── Available data ──

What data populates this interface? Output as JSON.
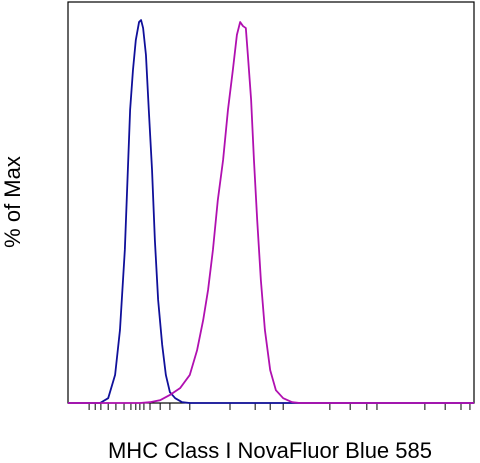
{
  "chart_data": {
    "type": "line",
    "xlabel": "MHC Class I NovaFluor Blue 585",
    "ylabel": "% of Max",
    "xlim": [
      0,
      100
    ],
    "ylim": [
      0,
      100
    ],
    "xticks": [
      5.2,
      6.7,
      8.1,
      9.9,
      11.8,
      13.8,
      15.5,
      16.7,
      17.7,
      18.7,
      20.2,
      22.7,
      25.1,
      30.0,
      39.9,
      46.1,
      49.8,
      53.0,
      64.5,
      69.5,
      73.6,
      76.1,
      87.9,
      92.9,
      96.8,
      99.0
    ],
    "series": [
      {
        "color": "#10109a",
        "x": [
          0,
          7.9,
          9.9,
          11.6,
          12.8,
          14.0,
          15.3,
          16.0,
          16.7,
          17.5,
          18.0,
          18.5,
          19.2,
          19.9,
          20.7,
          21.4,
          22.2,
          23.2,
          24.1,
          25.1,
          26.4,
          28.1,
          30.0,
          100
        ],
        "values": [
          0,
          0,
          1.2,
          7.0,
          18.2,
          38.2,
          73.1,
          83.0,
          90.5,
          95.0,
          95.5,
          93.5,
          86.8,
          73.1,
          58.1,
          40.6,
          25.7,
          14.5,
          7.0,
          2.7,
          1.2,
          0.2,
          0,
          0
        ]
      },
      {
        "color": "#b010b0",
        "x": [
          0,
          17.7,
          20.2,
          22.7,
          25.1,
          27.6,
          30.0,
          31.8,
          33.3,
          34.5,
          35.7,
          36.9,
          38.2,
          39.4,
          40.6,
          41.6,
          42.4,
          43.1,
          43.8,
          44.3,
          45.1,
          45.8,
          46.6,
          47.5,
          48.5,
          49.8,
          51.2,
          53.0,
          55.2,
          57.1,
          100
        ],
        "values": [
          0,
          0,
          0.2,
          0.7,
          2.0,
          3.7,
          7.0,
          13.2,
          20.7,
          28.2,
          38.2,
          50.6,
          60.6,
          73.1,
          83.0,
          91.8,
          95.0,
          94.0,
          93.5,
          86.8,
          75.6,
          60.6,
          45.6,
          30.7,
          18.2,
          8.2,
          3.2,
          1.2,
          0.2,
          0,
          0
        ]
      }
    ]
  }
}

───

(Brief) The data above should be repeated exactly, minus any pictures.

(Result of the task)
What data populates this interface? Output as JSON.
{
  "chart_data": {
    "type": "line",
    "xlabel": "MHC Class I NovaFluor Blue 585",
    "ylabel": "% of Max",
    "xlim": [
      0,
      100
    ],
    "ylim": [
      0,
      100
    ],
    "xticks": [
      5.2,
      6.7,
      8.1,
      9.9,
      11.8,
      13.8,
      15.5,
      16.7,
      17.7,
      18.7,
      20.2,
      22.7,
      25.1,
      30.0,
      39.9,
      46.1,
      49.8,
      53.0,
      64.5,
      69.5,
      73.6,
      76.1,
      87.9,
      92.9,
      96.8,
      99.0
    ],
    "series": [
      {
        "color": "#10109a",
        "x": [
          0,
          7.9,
          9.9,
          11.6,
          12.8,
          14.0,
          15.3,
          16.0,
          16.7,
          17.5,
          18.0,
          18.5,
          19.2,
          19.9,
          20.7,
          21.4,
          22.2,
          23.2,
          24.1,
          25.1,
          26.4,
          28.1,
          30.0,
          100
        ],
        "values": [
          0,
          0,
          1.2,
          7.0,
          18.2,
          38.2,
          73.1,
          83.0,
          90.5,
          95.0,
          95.5,
          93.5,
          86.8,
          73.1,
          58.1,
          40.6,
          25.7,
          14.5,
          7.0,
          2.7,
          1.2,
          0.2,
          0,
          0
        ]
      },
      {
        "color": "#b010b0",
        "x": [
          0,
          17.7,
          20.2,
          22.7,
          25.1,
          27.6,
          30.0,
          31.8,
          33.3,
          34.5,
          35.7,
          36.9,
          38.2,
          39.4,
          40.6,
          41.6,
          42.4,
          43.1,
          43.8,
          44.3,
          45.1,
          45.8,
          46.6,
          47.5,
          48.5,
          49.8,
          51.2,
          53.0,
          55.2,
          57.1,
          100
        ],
        "values": [
          0,
          0,
          0.2,
          0.7,
          2.0,
          3.7,
          7.0,
          13.2,
          20.7,
          28.2,
          38.2,
          50.6,
          60.6,
          73.1,
          83.0,
          91.8,
          95.0,
          94.0,
          93.5,
          86.8,
          75.6,
          60.6,
          45.6,
          30.7,
          18.2,
          8.2,
          3.2,
          1.2,
          0.2,
          0,
          0
        ]
      }
    ]
  }
}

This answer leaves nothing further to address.